Stored items from a collection:
┌────────

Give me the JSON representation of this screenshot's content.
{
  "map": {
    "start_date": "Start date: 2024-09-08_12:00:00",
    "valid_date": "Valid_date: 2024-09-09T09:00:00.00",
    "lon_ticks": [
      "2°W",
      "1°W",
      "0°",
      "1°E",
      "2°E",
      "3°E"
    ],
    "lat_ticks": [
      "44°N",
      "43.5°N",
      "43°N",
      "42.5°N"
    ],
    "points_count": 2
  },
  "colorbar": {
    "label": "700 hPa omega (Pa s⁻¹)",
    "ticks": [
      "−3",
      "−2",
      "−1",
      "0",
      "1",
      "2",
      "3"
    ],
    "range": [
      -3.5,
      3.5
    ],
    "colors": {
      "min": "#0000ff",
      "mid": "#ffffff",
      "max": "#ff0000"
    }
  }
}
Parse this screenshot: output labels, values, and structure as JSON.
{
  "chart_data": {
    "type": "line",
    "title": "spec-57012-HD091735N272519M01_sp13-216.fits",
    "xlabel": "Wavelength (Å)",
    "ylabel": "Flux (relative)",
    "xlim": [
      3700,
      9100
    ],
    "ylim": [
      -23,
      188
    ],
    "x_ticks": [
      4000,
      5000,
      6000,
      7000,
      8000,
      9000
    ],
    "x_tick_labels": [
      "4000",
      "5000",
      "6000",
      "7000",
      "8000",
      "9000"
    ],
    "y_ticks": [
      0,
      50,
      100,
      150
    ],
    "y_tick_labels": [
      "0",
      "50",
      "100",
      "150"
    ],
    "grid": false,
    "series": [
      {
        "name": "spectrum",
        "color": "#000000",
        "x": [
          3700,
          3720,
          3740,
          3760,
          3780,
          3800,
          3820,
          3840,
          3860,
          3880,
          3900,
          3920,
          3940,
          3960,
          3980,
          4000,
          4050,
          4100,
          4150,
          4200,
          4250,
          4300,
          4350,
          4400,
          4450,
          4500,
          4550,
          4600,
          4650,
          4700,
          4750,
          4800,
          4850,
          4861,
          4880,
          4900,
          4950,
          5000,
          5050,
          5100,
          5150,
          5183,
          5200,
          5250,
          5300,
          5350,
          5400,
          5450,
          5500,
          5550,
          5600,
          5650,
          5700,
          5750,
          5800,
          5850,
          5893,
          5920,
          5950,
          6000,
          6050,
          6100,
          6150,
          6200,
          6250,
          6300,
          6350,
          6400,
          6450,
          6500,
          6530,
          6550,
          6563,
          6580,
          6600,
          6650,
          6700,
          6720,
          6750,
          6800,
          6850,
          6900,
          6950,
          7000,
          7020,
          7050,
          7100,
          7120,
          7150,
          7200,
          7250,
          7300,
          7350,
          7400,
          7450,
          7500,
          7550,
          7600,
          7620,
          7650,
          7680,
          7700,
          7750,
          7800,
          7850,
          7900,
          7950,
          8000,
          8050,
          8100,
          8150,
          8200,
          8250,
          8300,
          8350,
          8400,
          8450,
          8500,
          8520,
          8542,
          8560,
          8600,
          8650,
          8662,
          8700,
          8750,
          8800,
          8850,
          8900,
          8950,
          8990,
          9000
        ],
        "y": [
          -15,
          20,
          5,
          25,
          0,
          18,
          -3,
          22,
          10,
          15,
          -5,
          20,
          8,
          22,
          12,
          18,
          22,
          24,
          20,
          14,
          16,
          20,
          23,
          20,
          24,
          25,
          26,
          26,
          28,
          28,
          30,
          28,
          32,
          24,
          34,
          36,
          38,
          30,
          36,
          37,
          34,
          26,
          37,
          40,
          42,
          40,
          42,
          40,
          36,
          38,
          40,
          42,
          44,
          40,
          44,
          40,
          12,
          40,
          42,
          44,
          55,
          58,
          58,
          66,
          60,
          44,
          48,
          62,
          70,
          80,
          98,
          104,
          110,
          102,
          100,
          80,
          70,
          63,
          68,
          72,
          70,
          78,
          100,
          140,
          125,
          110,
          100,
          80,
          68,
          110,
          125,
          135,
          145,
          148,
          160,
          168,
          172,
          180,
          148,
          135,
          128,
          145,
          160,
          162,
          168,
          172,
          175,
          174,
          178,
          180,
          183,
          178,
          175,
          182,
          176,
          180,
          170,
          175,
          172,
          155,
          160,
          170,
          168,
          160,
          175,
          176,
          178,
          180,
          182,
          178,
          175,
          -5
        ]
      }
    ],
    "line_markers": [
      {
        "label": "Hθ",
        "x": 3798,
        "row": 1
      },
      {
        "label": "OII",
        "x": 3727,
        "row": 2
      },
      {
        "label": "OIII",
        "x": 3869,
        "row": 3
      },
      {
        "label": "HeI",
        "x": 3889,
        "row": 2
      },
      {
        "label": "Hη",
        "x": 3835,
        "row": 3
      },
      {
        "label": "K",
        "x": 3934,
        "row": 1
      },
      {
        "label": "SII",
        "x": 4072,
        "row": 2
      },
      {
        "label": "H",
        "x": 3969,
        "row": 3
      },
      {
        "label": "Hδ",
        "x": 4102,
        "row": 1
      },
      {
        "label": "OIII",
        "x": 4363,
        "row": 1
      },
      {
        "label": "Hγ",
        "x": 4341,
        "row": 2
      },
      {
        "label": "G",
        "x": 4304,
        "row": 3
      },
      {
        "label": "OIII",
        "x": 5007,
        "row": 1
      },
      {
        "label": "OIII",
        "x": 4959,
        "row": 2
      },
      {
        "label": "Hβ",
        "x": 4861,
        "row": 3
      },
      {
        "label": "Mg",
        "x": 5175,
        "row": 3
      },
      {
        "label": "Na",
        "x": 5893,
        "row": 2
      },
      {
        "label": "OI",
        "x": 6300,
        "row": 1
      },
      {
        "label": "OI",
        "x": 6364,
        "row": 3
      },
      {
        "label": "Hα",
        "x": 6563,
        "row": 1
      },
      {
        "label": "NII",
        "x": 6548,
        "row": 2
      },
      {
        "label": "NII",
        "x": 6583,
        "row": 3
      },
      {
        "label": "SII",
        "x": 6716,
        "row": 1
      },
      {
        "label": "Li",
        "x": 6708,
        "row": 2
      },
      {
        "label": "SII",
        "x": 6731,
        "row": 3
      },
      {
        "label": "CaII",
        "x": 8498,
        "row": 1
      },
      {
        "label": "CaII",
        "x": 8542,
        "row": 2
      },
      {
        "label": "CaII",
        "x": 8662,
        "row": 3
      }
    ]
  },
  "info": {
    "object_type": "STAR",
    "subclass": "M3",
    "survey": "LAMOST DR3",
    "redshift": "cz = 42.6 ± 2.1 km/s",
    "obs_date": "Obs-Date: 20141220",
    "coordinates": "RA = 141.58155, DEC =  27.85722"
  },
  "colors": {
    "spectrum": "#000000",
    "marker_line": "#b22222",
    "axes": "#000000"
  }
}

└────────

BRIEF:
Find how many lines include the string "JSON" and report that number alone.

COMPLETED EXERCISE:
2